Consignes de l'exercice:
a - Répondez à ces questions sur l'extrait à lire :
(i) D'après le récit, en quelle année les Allemands sont-ils arrivés ?
(ii) Selon ce que disaient les gens, pourquoi les juifs de Zborz étaient-ils mal habillés ?
(iii) À qui les Allemands ont-ils donné des fusils ?
b - Reproduisez fidèlement le passage de l'extrait à lire en commençant par « - Tout le monde » et en poursuivant jusqu'à « fait? demanda Mendel. ».

Extrait à lire:
----------
Que ninguém se sinta obrigado a ler este blog... a sério, só o fiz para ver como é, para publicar aquilo que me vem à cabeça... o que nem sempre é interessante. Ne vous sentez pas obligés de lire ce blog... je l'ai fait uniquement comme expérience, pour publier ce que je considère intéressant. Et tout est relatif. Surtout l'intéressance. Bref, bienvenue à mon blog! Bem-vindos ao meu blog!

segunda-feira, fevereiro 13, 2006

"Les Allemands ne nous étaient pas sympathiques non plus, mais on pensait qu'ils étaient venus pour faire justice..."

«- Ma fille, les choses, ici chez nous, ne sont pas aussi simples. Dans ce village, par exemple, les juifs et les polonais ont vécu ensemble pendant je ne sais combien de siècles, mais ils n'ont jamais sympathisé. Les Polonais peinaient dans les champs, les juifs, eux, étaient artisans ou commerçants, ils encaissaient le loyer des terres pour le compte des propriétaires et, à l'église, le curé disait que c'était eux qui avaient trahi le Christ et l'avaient crucifié. Nous n'avons jamais répandu leur sang, mais quand les Allemands sont arrivés en 1939, et qu'ils ont d'abord commencé à spolier les juifs, à se moquer d'eux, à les frapper et à les enfermer dans des ghettos, je dois dire la vérité...
[...]
... je dois dire la vérité, tout le monde a été content. Les Allemands ne nous étaient pas sympathiques non plus, mais on pensait qu'ils étaient venus pour faire justice, ou enfin pour prendre l'argent des juifs et nous le donner.
- Ils étaient donc tellement riches, les juifs de Zborz? demanda Gédal.
- Tout le monde disait que oui. Ils étaient mal habillés, mais les gens disaient que c'était parce qu'ils étaient avares.
[...]
Mais les choses sont devenues encore plus compliquées après, quand les Allemands ont donné des fusils aux Ukrainiens pour qu'ils les aident à massacrer les juifs (au lieu de ça, les Ukrainiens tiraient sur nous et emmenaient notre bétail) [...] Sur vous autres, j'ai changé d'avis après, quand j'ai vu de mes yeux ce que les Allemands ont fait aux juifs d'Opatow.
- Qu'est-ce qu'ils leur ont fait? demanda Mendel.
----------
Extraits du listing:

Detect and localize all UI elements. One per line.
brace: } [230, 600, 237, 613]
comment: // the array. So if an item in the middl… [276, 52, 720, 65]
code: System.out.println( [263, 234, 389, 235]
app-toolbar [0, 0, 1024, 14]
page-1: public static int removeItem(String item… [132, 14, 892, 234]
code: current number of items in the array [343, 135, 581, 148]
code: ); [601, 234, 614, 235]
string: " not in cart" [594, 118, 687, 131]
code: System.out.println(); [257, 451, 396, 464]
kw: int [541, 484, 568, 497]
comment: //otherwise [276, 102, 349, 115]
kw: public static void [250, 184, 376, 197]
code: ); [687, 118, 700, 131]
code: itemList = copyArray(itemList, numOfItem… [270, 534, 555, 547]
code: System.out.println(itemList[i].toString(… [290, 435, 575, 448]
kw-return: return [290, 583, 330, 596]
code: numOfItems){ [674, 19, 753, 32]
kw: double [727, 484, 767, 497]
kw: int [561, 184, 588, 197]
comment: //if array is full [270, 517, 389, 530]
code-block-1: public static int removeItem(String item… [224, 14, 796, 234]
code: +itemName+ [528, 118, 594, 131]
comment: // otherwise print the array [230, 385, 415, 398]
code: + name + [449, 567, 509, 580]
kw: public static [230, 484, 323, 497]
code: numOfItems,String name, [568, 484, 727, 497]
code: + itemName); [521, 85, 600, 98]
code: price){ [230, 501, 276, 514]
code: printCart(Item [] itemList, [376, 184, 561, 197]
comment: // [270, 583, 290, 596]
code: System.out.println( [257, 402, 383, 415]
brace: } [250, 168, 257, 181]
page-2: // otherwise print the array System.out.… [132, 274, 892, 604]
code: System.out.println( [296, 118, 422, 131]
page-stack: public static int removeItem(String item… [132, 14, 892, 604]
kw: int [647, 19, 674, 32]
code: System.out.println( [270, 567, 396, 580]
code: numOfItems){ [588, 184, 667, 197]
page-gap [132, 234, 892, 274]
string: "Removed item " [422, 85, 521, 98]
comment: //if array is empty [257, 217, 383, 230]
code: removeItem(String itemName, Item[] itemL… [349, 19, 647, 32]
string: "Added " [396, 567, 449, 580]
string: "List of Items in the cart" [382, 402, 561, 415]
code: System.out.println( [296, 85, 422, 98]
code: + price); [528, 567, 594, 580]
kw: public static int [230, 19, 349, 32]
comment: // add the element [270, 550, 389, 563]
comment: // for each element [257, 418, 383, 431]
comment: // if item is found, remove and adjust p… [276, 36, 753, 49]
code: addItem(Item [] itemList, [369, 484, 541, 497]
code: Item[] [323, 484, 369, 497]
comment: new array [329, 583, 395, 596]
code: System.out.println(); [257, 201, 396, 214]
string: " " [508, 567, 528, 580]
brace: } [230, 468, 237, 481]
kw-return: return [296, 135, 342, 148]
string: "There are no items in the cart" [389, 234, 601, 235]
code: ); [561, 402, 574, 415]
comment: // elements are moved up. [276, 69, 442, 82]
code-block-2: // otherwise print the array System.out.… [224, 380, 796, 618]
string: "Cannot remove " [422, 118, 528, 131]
----------
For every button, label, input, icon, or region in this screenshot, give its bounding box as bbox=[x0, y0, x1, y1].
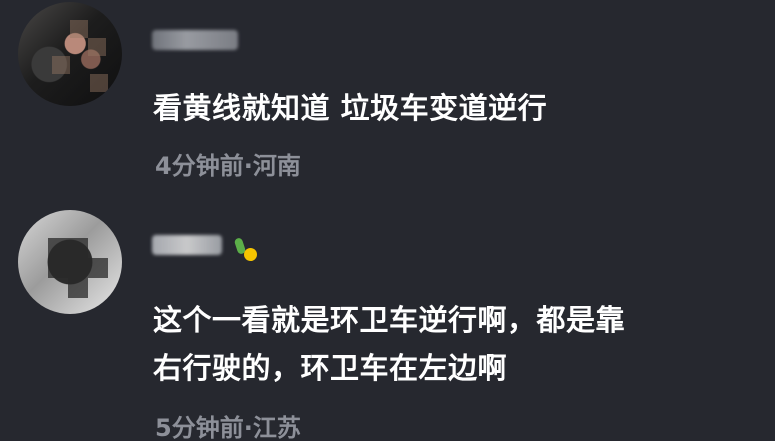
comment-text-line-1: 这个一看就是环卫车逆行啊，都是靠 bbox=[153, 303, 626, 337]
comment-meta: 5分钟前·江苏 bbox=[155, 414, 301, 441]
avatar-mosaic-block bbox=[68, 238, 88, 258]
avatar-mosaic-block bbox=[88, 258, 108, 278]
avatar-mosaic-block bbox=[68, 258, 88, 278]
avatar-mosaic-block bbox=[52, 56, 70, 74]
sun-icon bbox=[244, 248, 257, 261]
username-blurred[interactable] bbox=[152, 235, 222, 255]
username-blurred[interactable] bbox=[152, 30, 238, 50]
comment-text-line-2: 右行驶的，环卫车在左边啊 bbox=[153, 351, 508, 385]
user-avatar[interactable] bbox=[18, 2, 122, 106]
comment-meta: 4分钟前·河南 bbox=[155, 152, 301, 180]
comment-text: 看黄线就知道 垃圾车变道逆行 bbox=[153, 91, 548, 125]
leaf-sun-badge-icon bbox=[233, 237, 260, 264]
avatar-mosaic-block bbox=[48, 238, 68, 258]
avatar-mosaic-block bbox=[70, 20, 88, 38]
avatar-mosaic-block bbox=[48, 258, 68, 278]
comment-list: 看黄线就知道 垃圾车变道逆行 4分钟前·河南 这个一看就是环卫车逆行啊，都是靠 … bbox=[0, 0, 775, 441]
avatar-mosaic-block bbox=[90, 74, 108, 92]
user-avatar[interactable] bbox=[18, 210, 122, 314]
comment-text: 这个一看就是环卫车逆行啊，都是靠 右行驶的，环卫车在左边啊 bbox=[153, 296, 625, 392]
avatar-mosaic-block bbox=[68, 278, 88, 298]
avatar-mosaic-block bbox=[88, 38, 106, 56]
----------
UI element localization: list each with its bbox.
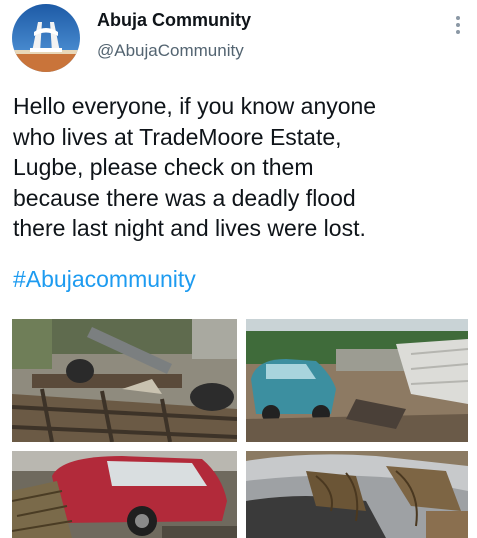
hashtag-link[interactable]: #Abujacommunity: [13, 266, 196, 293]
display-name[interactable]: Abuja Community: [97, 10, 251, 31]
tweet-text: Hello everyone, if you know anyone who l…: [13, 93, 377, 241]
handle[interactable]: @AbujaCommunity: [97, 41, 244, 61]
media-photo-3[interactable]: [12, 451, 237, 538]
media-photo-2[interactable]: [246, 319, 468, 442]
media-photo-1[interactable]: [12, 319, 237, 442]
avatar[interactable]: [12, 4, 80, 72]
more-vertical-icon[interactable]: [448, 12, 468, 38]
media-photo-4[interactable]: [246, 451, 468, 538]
----------
Corrigé de l'exercice:
a -
(i) En 1939.
(ii) Parce qu'ils étaient avares.
(iii) Aux Ukrainiens.

b -
- Tout le monde disait que oui. Ils étaient mal habillés, mais les gens disaient que c'était parce qu'ils étaient avares.
[...]
Mais les choses sont devenues encore plus compliquées après, quand les Allemands ont donné des fusils aux Ukrainiens pour qu'ils les aident à massacrer les juifs (au lieu de ça, les Ukrainiens tiraient sur nous et emmenaient notre bétail) [...] Sur vous autres, j'ai changé d'avis après, quand j'ai vu de mes yeux ce que les Allemands ont fait aux juifs d'Opatow.
- Qu'est-ce qu'ils leur ont fait? demanda Mendel.